Out of the lines below, please list those that hold the string "JSON".

BEGIN DATASET EXTRACT

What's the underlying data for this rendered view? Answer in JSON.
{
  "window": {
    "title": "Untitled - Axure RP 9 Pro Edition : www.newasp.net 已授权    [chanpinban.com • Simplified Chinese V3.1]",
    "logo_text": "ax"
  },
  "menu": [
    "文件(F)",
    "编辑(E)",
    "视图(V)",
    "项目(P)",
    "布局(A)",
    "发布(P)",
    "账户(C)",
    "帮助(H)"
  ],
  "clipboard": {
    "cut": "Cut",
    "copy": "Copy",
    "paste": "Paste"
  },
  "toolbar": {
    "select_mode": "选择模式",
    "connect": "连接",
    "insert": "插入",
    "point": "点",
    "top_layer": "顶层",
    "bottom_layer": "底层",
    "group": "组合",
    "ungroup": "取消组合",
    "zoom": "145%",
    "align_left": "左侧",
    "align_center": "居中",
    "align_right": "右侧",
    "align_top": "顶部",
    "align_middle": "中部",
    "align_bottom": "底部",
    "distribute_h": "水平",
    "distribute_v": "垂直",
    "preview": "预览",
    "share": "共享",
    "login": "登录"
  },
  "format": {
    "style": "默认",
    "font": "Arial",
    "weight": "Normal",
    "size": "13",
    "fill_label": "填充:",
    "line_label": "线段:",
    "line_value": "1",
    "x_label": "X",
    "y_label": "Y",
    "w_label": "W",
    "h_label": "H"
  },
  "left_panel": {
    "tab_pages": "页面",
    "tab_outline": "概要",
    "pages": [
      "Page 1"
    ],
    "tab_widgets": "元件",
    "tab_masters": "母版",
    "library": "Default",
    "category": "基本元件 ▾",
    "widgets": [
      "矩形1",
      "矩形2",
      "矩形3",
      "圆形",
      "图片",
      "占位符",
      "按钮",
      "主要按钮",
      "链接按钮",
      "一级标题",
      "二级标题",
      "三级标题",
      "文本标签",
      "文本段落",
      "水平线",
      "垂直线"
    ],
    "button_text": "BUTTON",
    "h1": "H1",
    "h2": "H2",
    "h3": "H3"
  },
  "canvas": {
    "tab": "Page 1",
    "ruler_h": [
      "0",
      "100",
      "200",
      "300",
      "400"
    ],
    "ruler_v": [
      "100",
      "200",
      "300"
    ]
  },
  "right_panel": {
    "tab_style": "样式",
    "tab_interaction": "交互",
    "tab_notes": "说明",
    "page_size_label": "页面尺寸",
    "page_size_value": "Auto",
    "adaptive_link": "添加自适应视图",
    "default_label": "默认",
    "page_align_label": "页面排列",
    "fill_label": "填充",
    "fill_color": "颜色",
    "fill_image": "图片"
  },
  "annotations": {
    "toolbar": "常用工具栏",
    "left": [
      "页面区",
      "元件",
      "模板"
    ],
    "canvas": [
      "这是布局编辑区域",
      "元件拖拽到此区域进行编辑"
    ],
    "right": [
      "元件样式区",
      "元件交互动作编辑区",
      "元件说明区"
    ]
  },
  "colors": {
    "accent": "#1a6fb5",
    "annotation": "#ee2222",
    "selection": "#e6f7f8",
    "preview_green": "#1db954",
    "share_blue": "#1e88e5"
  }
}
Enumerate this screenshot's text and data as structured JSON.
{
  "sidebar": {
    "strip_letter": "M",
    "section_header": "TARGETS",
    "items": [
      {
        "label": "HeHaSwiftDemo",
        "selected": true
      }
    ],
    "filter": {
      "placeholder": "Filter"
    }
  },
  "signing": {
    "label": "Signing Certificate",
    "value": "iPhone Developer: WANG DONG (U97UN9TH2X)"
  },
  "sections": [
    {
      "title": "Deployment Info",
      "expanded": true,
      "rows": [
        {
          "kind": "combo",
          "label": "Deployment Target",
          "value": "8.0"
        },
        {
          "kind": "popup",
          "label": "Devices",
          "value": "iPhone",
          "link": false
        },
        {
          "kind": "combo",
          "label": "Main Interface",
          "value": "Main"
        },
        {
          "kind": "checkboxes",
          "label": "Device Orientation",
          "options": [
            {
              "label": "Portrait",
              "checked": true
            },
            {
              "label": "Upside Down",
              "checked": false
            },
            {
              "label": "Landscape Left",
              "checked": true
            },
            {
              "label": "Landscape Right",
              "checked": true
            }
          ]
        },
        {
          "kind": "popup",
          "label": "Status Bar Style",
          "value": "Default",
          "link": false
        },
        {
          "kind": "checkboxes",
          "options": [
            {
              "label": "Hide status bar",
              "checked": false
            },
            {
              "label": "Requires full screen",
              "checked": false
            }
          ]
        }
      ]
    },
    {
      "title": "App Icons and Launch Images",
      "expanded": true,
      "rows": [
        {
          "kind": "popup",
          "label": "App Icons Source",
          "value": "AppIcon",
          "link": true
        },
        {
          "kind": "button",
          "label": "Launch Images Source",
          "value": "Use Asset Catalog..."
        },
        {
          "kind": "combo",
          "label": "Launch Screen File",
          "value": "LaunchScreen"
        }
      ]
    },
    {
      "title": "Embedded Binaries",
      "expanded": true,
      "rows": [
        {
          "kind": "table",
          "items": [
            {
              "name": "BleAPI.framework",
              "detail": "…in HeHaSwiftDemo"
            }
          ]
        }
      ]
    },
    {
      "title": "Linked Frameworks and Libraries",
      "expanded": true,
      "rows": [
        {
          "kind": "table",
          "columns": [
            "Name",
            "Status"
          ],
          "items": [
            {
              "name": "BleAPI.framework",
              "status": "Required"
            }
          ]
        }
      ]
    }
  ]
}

END DATASET EXTRACT

EXERCISE RESULT —
What's the underlying data for this rendered view? Answer in JSON.
Enumerate this screenshot's text and data as structured JSON.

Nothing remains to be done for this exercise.